§ To be done:
Determine how many lines include the word "POUYADE", then give that number and nothing more.

§ Excerpted data:
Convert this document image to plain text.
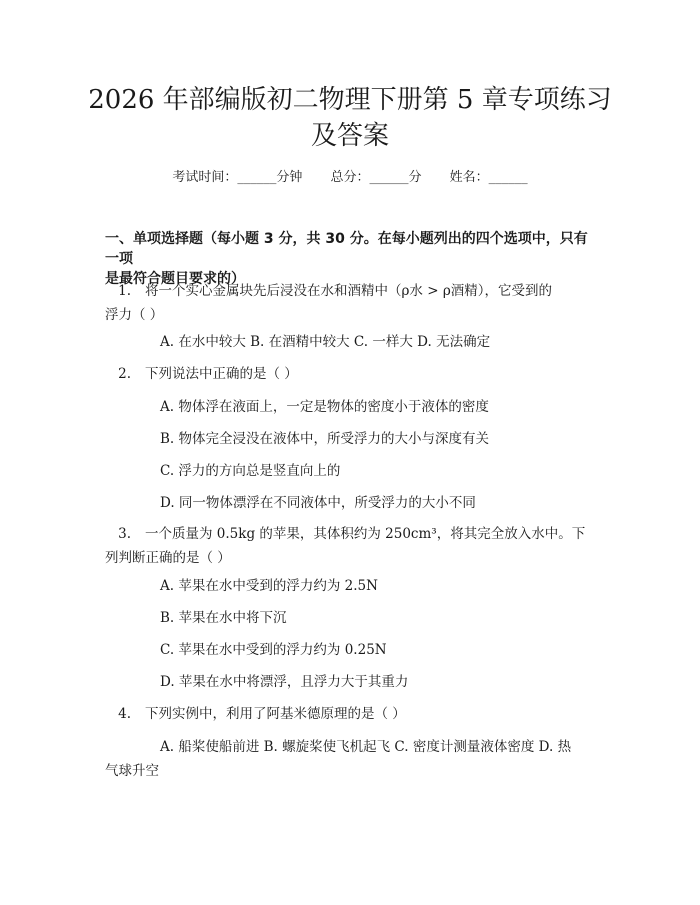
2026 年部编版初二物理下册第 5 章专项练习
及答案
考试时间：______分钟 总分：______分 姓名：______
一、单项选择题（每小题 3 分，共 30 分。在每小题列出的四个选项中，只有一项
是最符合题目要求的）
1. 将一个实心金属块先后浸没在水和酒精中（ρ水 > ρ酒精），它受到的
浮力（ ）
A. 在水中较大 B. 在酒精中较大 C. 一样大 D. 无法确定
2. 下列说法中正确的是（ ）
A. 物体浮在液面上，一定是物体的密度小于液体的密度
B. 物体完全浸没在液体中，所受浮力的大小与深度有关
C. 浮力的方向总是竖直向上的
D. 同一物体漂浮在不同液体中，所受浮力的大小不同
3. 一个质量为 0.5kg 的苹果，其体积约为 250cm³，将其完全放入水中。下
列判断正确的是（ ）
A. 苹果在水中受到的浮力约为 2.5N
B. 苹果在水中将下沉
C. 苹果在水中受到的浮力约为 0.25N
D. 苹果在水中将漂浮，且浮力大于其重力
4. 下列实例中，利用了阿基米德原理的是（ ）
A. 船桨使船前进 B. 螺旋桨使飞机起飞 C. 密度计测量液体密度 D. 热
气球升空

* * *

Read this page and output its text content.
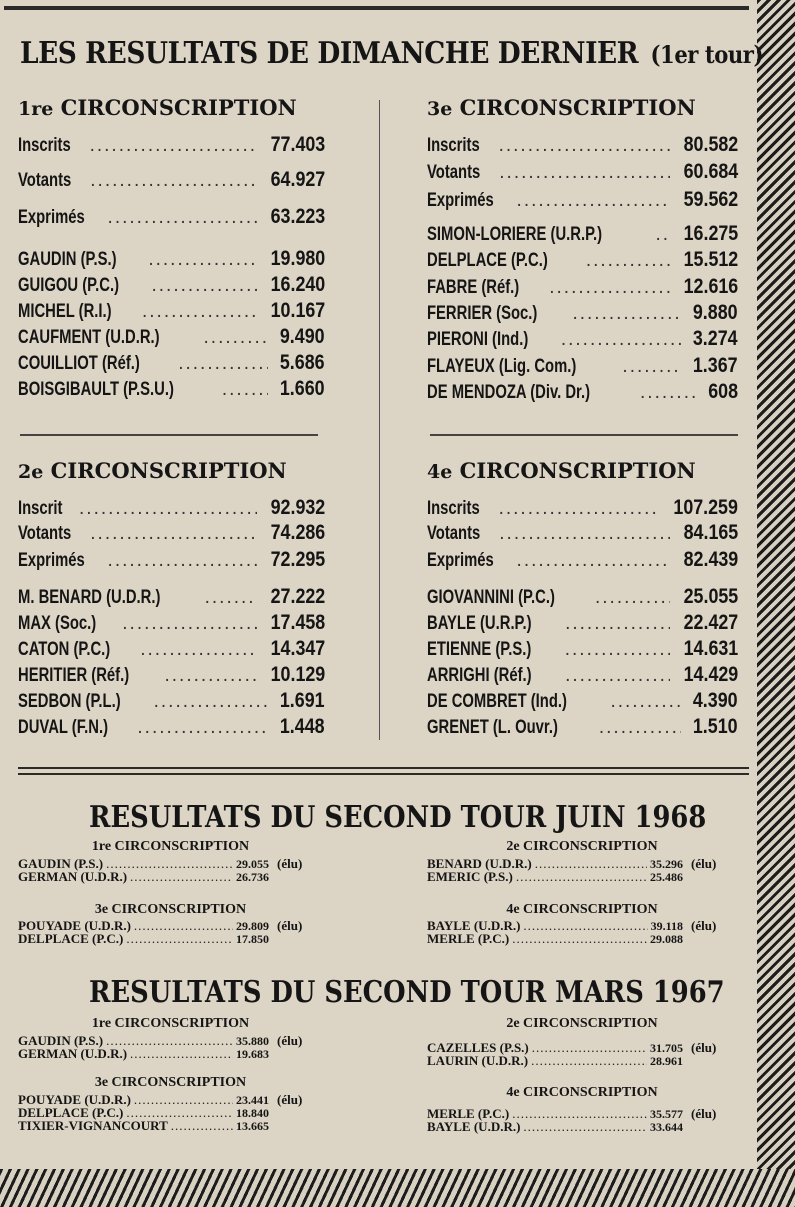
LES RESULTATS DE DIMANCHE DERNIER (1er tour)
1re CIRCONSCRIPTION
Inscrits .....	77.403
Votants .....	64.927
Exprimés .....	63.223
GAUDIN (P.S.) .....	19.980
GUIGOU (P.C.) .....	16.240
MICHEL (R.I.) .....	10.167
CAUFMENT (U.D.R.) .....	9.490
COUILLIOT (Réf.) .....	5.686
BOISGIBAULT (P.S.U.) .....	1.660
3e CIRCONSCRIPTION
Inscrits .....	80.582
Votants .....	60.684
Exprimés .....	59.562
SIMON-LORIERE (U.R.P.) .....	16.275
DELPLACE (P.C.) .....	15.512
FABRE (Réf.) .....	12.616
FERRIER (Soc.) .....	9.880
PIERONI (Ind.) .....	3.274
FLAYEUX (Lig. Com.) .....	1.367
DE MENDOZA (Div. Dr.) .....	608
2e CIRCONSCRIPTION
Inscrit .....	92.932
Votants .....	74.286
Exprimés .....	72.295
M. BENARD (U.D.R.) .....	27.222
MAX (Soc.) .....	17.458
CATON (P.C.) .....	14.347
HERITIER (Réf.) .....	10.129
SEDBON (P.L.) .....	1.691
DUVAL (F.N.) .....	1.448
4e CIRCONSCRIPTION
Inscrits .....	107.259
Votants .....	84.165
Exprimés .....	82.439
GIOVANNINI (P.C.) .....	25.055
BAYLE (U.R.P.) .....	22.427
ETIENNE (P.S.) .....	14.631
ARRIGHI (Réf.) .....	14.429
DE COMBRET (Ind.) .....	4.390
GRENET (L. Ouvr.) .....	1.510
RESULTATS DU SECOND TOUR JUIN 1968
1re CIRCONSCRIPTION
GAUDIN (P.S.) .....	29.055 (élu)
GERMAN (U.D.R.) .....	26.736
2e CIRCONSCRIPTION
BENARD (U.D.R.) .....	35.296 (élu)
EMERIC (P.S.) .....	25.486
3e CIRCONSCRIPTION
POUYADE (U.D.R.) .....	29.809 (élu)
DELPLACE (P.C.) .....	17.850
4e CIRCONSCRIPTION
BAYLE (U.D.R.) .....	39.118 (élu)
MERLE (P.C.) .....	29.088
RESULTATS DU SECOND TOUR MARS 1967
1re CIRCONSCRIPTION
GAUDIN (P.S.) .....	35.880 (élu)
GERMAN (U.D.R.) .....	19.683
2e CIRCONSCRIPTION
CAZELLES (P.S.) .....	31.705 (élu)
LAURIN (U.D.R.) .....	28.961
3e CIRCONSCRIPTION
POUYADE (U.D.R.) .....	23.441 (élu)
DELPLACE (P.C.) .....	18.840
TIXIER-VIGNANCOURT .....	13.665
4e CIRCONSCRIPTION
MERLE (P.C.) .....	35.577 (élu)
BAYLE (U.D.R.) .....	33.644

§ Final result:
2